======== Exercise data ========

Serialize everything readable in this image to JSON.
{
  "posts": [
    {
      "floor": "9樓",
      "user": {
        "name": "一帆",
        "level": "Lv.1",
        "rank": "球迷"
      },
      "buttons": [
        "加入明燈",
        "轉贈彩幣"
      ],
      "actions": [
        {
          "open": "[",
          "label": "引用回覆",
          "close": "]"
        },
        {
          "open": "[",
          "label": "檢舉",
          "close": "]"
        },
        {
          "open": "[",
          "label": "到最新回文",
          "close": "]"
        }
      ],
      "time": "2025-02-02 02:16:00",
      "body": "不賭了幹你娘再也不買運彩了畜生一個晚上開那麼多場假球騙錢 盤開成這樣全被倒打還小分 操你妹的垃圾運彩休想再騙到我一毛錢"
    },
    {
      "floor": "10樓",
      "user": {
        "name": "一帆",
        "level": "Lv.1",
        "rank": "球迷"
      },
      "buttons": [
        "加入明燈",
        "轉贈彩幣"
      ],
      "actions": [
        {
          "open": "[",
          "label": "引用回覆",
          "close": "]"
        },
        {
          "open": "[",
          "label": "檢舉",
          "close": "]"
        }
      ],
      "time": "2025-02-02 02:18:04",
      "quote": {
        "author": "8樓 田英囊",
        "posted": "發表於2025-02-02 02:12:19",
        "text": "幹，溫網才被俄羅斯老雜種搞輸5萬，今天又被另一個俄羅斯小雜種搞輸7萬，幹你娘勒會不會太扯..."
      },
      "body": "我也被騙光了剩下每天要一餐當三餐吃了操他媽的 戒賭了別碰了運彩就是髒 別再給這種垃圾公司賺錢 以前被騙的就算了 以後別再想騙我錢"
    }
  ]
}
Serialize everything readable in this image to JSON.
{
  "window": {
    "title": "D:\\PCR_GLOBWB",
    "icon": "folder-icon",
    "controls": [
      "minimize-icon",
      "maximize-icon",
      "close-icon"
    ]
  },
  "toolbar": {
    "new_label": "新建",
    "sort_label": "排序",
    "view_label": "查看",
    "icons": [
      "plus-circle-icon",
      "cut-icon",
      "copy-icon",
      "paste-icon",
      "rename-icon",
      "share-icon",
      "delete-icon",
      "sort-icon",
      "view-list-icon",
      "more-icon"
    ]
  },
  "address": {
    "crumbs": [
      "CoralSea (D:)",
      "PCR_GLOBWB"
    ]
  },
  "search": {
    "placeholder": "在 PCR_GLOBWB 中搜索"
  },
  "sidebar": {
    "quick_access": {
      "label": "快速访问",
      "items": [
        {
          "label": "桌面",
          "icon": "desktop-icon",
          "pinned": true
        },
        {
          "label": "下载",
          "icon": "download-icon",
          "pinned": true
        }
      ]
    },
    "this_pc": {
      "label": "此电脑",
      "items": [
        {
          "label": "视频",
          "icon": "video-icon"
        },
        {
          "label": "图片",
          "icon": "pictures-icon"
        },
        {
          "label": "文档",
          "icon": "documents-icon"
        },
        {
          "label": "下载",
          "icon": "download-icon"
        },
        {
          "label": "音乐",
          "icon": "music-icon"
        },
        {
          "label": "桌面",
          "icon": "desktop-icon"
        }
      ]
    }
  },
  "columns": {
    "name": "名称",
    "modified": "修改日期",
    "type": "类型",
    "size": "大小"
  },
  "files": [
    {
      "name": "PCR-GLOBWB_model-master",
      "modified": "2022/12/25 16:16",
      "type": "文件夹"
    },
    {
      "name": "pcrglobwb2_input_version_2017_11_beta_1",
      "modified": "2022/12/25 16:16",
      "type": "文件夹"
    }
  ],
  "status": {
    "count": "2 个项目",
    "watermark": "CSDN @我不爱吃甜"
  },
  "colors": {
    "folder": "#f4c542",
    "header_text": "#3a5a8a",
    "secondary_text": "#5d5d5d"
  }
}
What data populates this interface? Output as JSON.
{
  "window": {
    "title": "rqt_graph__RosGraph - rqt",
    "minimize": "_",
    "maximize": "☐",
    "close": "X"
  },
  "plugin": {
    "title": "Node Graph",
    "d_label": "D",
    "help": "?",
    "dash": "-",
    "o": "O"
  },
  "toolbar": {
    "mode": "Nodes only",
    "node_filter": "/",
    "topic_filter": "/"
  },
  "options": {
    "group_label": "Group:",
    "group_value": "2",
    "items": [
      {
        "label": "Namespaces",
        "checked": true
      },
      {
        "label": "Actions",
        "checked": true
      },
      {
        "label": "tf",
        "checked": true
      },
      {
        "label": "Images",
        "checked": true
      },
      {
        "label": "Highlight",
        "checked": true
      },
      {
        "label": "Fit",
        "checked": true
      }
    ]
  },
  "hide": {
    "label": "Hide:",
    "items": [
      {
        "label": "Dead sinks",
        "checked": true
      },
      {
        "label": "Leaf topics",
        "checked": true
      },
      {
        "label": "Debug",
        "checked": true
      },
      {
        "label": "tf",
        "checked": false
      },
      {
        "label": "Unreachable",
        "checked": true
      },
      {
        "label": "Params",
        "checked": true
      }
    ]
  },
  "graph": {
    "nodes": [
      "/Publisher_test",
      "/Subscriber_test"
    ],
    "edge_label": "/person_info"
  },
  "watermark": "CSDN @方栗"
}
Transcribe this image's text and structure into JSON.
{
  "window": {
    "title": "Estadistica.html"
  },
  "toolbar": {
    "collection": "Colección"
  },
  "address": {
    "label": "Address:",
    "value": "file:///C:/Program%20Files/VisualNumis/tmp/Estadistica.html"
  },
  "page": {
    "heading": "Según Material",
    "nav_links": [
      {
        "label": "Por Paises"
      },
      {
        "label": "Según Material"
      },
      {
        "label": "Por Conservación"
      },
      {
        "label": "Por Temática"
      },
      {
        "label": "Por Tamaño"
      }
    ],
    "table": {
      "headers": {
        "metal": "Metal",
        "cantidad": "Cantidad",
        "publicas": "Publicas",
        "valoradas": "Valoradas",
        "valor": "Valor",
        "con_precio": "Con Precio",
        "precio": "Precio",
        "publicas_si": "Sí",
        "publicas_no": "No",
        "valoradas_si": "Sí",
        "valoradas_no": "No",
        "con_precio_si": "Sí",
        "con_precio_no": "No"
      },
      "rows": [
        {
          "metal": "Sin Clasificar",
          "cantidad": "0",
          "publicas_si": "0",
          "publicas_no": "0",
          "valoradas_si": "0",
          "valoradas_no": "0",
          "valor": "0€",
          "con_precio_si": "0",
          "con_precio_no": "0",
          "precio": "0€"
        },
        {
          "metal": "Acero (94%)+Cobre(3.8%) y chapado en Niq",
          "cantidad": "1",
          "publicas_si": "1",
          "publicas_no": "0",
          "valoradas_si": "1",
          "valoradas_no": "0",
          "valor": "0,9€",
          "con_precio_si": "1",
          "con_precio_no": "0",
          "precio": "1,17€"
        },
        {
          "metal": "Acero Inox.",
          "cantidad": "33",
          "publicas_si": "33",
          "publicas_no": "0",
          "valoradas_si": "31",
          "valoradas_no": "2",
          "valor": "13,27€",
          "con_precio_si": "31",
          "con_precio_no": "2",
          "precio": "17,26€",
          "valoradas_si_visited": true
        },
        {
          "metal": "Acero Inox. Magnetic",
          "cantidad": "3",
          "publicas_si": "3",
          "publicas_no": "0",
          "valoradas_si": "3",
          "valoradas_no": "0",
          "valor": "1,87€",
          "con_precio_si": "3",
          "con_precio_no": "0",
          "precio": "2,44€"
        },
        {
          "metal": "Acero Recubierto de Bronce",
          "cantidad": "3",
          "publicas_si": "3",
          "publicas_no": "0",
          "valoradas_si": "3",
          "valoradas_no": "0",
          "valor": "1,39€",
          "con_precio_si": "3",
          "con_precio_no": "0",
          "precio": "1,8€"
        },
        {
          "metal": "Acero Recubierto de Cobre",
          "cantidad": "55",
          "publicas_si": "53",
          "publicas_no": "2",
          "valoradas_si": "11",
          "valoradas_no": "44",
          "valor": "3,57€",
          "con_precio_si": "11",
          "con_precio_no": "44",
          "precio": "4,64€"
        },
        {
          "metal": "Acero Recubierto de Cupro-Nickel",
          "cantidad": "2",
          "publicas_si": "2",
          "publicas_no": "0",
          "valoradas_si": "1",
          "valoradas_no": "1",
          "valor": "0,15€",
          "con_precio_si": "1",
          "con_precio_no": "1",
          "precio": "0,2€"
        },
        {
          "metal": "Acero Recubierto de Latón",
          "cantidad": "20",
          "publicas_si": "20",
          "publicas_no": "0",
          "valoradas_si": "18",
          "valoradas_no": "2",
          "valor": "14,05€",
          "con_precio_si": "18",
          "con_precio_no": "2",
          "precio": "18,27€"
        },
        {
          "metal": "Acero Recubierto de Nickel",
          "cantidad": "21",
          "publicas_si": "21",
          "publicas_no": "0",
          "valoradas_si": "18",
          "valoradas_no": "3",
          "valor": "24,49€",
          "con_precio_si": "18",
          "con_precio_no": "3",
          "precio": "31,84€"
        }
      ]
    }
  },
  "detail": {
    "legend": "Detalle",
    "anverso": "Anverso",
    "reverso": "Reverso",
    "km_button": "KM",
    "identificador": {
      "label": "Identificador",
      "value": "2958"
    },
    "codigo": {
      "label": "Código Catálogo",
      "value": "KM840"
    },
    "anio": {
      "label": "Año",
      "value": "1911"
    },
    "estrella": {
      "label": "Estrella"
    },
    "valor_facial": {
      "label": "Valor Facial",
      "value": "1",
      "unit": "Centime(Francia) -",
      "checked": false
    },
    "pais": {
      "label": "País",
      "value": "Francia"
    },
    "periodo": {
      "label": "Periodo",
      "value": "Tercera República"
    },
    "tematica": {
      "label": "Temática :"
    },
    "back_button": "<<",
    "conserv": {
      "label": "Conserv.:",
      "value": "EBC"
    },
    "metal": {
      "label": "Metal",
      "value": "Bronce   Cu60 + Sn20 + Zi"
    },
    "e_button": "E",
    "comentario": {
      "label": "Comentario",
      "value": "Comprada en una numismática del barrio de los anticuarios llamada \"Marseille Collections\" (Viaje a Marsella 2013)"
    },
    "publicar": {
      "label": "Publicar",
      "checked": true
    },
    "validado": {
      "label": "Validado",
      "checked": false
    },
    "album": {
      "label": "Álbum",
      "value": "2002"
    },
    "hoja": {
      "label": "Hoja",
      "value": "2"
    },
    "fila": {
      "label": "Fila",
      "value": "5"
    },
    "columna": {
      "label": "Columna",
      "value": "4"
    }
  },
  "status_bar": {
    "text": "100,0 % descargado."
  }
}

========

_Problem description_
Show the lines of the records that contain the word "title".

_Task answer_
    "title": "D:\\PCR_GLOBWB",
    "title": "rqt_graph__RosGraph - rqt",
    "title": "Node Graph",
    "title": "Estadistica.html"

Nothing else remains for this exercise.